Given data:
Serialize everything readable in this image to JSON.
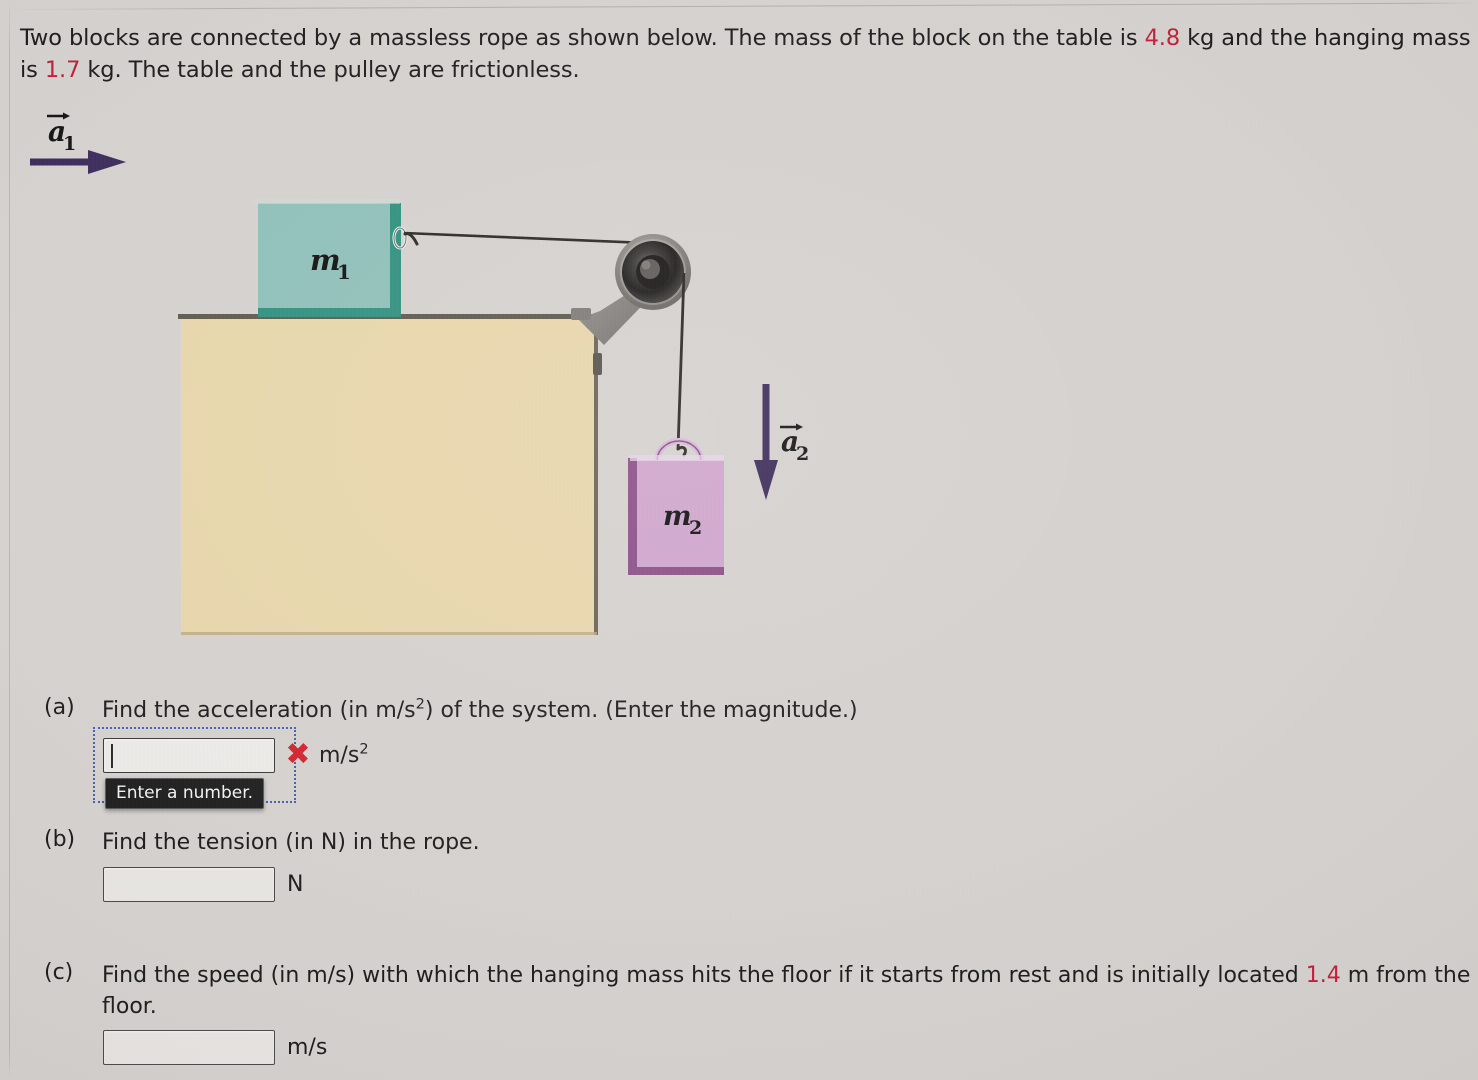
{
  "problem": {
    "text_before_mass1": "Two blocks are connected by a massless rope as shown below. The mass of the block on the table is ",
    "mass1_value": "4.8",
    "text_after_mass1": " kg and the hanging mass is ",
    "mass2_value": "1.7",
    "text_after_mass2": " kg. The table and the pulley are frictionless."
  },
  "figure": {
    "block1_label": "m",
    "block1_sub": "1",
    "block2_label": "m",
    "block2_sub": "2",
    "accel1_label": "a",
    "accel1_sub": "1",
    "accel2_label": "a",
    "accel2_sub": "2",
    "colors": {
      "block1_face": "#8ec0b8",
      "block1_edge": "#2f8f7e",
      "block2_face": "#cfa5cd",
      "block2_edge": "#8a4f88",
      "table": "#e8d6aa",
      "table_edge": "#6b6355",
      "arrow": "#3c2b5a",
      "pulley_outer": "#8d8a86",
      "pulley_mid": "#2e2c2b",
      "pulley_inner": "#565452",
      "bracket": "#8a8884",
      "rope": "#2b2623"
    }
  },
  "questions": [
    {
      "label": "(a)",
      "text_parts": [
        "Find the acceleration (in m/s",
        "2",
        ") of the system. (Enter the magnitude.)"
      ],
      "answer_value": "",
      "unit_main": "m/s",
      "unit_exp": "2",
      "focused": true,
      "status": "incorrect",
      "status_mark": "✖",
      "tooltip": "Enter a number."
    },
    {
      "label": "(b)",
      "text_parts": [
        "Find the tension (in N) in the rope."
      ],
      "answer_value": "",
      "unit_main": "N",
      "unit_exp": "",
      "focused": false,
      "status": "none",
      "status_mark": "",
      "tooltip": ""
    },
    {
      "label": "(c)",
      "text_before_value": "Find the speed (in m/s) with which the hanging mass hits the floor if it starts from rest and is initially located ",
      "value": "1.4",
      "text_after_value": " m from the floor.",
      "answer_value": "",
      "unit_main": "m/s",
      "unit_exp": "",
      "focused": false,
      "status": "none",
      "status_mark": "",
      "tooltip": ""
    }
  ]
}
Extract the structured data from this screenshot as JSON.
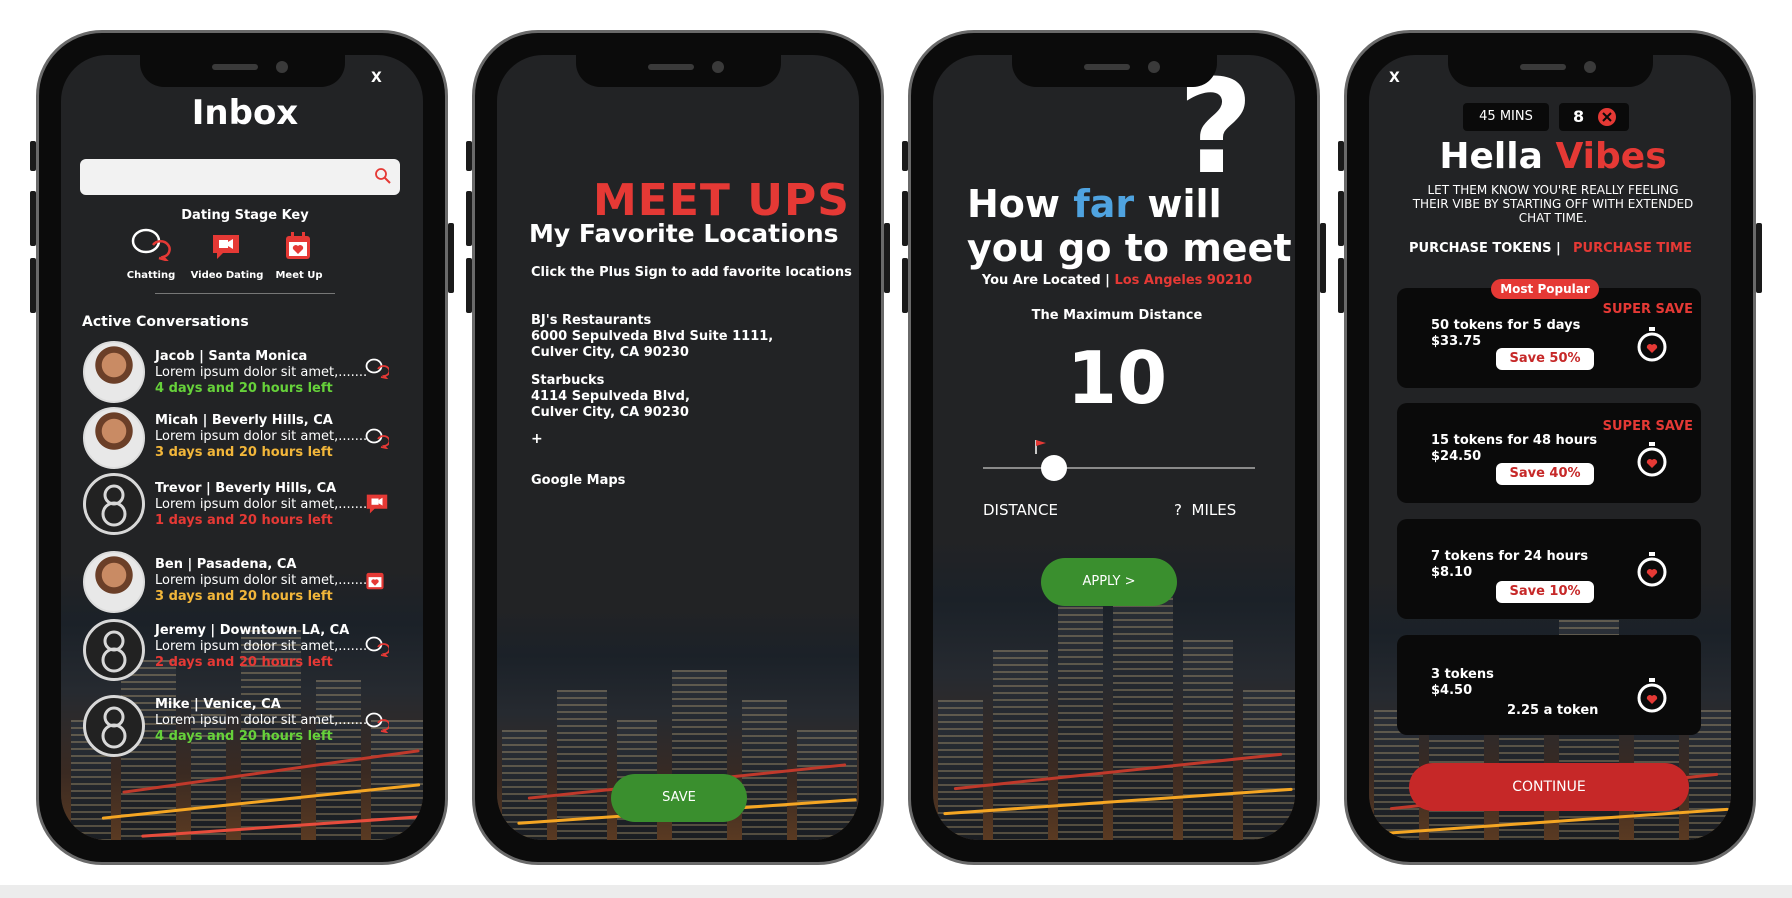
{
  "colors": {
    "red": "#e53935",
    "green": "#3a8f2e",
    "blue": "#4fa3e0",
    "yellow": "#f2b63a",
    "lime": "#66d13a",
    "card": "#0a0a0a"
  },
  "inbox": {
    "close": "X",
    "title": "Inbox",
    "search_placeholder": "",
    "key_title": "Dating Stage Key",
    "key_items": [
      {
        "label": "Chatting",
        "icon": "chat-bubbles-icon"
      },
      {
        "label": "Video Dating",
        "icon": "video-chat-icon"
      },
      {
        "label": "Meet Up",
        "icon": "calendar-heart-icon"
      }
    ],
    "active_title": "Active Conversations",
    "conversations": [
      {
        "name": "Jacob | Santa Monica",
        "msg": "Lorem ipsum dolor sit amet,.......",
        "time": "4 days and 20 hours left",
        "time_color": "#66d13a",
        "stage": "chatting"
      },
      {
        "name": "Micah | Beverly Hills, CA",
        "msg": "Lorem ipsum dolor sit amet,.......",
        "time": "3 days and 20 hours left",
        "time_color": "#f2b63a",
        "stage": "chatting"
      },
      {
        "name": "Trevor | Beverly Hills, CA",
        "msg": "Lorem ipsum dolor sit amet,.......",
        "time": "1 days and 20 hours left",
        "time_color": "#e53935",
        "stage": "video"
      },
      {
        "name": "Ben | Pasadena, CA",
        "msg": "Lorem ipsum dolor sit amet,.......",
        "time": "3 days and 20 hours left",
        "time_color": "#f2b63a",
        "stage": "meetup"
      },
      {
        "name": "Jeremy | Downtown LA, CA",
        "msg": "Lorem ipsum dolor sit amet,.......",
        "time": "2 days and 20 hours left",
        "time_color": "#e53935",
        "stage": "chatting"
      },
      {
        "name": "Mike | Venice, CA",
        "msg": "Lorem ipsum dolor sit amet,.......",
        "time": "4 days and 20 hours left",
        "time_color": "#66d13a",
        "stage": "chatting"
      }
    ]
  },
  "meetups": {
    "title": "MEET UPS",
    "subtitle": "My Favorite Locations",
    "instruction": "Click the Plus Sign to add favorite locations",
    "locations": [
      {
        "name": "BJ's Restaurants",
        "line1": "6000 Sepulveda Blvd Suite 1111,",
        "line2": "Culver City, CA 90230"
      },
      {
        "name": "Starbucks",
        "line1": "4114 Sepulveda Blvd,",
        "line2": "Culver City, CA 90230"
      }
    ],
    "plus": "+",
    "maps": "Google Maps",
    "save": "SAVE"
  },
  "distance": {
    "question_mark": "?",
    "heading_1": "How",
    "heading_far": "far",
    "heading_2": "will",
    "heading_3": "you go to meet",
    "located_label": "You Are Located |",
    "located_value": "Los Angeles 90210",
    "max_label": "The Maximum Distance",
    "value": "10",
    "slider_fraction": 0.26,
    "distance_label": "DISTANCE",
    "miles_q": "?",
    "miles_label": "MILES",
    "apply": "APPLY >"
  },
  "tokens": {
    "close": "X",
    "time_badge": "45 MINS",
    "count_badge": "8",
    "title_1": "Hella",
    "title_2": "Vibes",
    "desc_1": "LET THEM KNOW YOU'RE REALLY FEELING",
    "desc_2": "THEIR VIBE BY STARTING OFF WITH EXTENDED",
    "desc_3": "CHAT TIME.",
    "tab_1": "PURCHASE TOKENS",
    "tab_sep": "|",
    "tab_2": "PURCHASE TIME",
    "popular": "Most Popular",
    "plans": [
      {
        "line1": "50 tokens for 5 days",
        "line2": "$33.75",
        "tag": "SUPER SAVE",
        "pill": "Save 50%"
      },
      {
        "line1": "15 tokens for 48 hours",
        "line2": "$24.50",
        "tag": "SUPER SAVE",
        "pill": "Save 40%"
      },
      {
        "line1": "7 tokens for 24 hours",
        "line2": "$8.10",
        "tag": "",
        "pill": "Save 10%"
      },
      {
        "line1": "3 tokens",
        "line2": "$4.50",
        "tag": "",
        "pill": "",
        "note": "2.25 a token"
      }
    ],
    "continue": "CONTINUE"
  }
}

Written task: Set down all the entries exactly as they appear, but skip any pictures.

The response:
Serialize everything readable in this image to JSON.
{
  "problem": {
    "text_before_mass1": "Two blocks are connected by a massless rope as shown below. The mass of the block on the table is ",
    "mass1_value": "4.8",
    "text_after_mass1": " kg and the hanging mass is ",
    "mass2_value": "1.7",
    "text_after_mass2": " kg. The table and the pulley are frictionless."
  },
  "figure": {
    "block1_label": "m",
    "block1_sub": "1",
    "block2_label": "m",
    "block2_sub": "2",
    "accel1_label": "a",
    "accel1_sub": "1",
    "accel2_label": "a",
    "accel2_sub": "2",
    "colors": {
      "block1_face": "#8ec0b8",
      "block1_edge": "#2f8f7e",
      "block2_face": "#cfa5cd",
      "block2_edge": "#8a4f88",
      "table": "#e8d6aa",
      "table_edge": "#6b6355",
      "arrow": "#3c2b5a",
      "pulley_outer": "#8d8a86",
      "pulley_mid": "#2e2c2b",
      "pulley_inner": "#565452",
      "bracket": "#8a8884",
      "rope": "#2b2623"
    }
  },
  "questions": [
    {
      "label": "(a)",
      "text_parts": [
        "Find the acceleration (in m/s",
        "2",
        ") of the system. (Enter the magnitude.)"
      ],
      "answer_value": "",
      "unit_main": "m/s",
      "unit_exp": "2",
      "focused": true,
      "status": "incorrect",
      "status_mark": "✖",
      "tooltip": "Enter a number."
    },
    {
      "label": "(b)",
      "text_parts": [
        "Find the tension (in N) in the rope."
      ],
      "answer_value": "",
      "unit_main": "N",
      "unit_exp": "",
      "focused": false,
      "status": "none",
      "status_mark": "",
      "tooltip": ""
    },
    {
      "label": "(c)",
      "text_before_value": "Find the speed (in m/s) with which the hanging mass hits the floor if it starts from rest and is initially located ",
      "value": "1.4",
      "text_after_value": " m from the floor.",
      "answer_value": "",
      "unit_main": "m/s",
      "unit_exp": "",
      "focused": false,
      "status": "none",
      "status_mark": "",
      "tooltip": ""
    }
  ]
}
Extract the structured data from this screenshot as JSON.
{
  "colors": {
    "red": "#e53935",
    "green": "#3a8f2e",
    "blue": "#4fa3e0",
    "yellow": "#f2b63a",
    "lime": "#66d13a",
    "card": "#0a0a0a"
  },
  "inbox": {
    "close": "X",
    "title": "Inbox",
    "search_placeholder": "",
    "key_title": "Dating Stage Key",
    "key_items": [
      {
        "label": "Chatting",
        "icon": "chat-bubbles-icon"
      },
      {
        "label": "Video Dating",
        "icon": "video-chat-icon"
      },
      {
        "label": "Meet Up",
        "icon": "calendar-heart-icon"
      }
    ],
    "active_title": "Active Conversations",
    "conversations": [
      {
        "name": "Jacob | Santa Monica",
        "msg": "Lorem ipsum dolor sit amet,.......",
        "time": "4 days and 20 hours left",
        "time_color": "#66d13a",
        "stage": "chatting"
      },
      {
        "name": "Micah | Beverly Hills, CA",
        "msg": "Lorem ipsum dolor sit amet,.......",
        "time": "3 days and 20 hours left",
        "time_color": "#f2b63a",
        "stage": "chatting"
      },
      {
        "name": "Trevor | Beverly Hills, CA",
        "msg": "Lorem ipsum dolor sit amet,.......",
        "time": "1 days and 20 hours left",
        "time_color": "#e53935",
        "stage": "video"
      },
      {
        "name": "Ben | Pasadena, CA",
        "msg": "Lorem ipsum dolor sit amet,.......",
        "time": "3 days and 20 hours left",
        "time_color": "#f2b63a",
        "stage": "meetup"
      },
      {
        "name": "Jeremy | Downtown LA, CA",
        "msg": "Lorem ipsum dolor sit amet,.......",
        "time": "2 days and 20 hours left",
        "time_color": "#e53935",
        "stage": "chatting"
      },
      {
        "name": "Mike | Venice, CA",
        "msg": "Lorem ipsum dolor sit amet,.......",
        "time": "4 days and 20 hours left",
        "time_color": "#66d13a",
        "stage": "chatting"
      }
    ]
  },
  "meetups": {
    "title": "MEET UPS",
    "subtitle": "My Favorite Locations",
    "instruction": "Click the Plus Sign to add favorite locations",
    "locations": [
      {
        "name": "BJ's Restaurants",
        "line1": "6000 Sepulveda Blvd Suite 1111,",
        "line2": "Culver City, CA 90230"
      },
      {
        "name": "Starbucks",
        "line1": "4114 Sepulveda Blvd,",
        "line2": "Culver City, CA 90230"
      }
    ],
    "plus": "+",
    "maps": "Google Maps",
    "save": "SAVE"
  },
  "distance": {
    "question_mark": "?",
    "heading_1": "How",
    "heading_far": "far",
    "heading_2": "will",
    "heading_3": "you go to meet",
    "located_label": "You Are Located |",
    "located_value": "Los Angeles 90210",
    "max_label": "The Maximum Distance",
    "value": "10",
    "slider_fraction": 0.26,
    "distance_label": "DISTANCE",
    "miles_q": "?",
    "miles_label": "MILES",
    "apply": "APPLY >"
  },
  "tokens": {
    "close": "X",
    "time_badge": "45 MINS",
    "count_badge": "8",
    "title_1": "Hella",
    "title_2": "Vibes",
    "desc_1": "LET THEM KNOW YOU'RE REALLY FEELING",
    "desc_2": "THEIR VIBE BY STARTING OFF WITH EXTENDED",
    "desc_3": "CHAT TIME.",
    "tab_1": "PURCHASE TOKENS",
    "tab_sep": "|",
    "tab_2": "PURCHASE TIME",
    "popular": "Most Popular",
    "plans": [
      {
        "line1": "50 tokens for 5 days",
        "line2": "$33.75",
        "tag": "SUPER SAVE",
        "pill": "Save 50%"
      },
      {
        "line1": "15 tokens for 48 hours",
        "line2": "$24.50",
        "tag": "SUPER SAVE",
        "pill": "Save 40%"
      },
      {
        "line1": "7 tokens for 24 hours",
        "line2": "$8.10",
        "tag": "",
        "pill": "Save 10%"
      },
      {
        "line1": "3 tokens",
        "line2": "$4.50",
        "tag": "",
        "pill": "",
        "note": "2.25 a token"
      }
    ],
    "continue": "CONTINUE"
  }
}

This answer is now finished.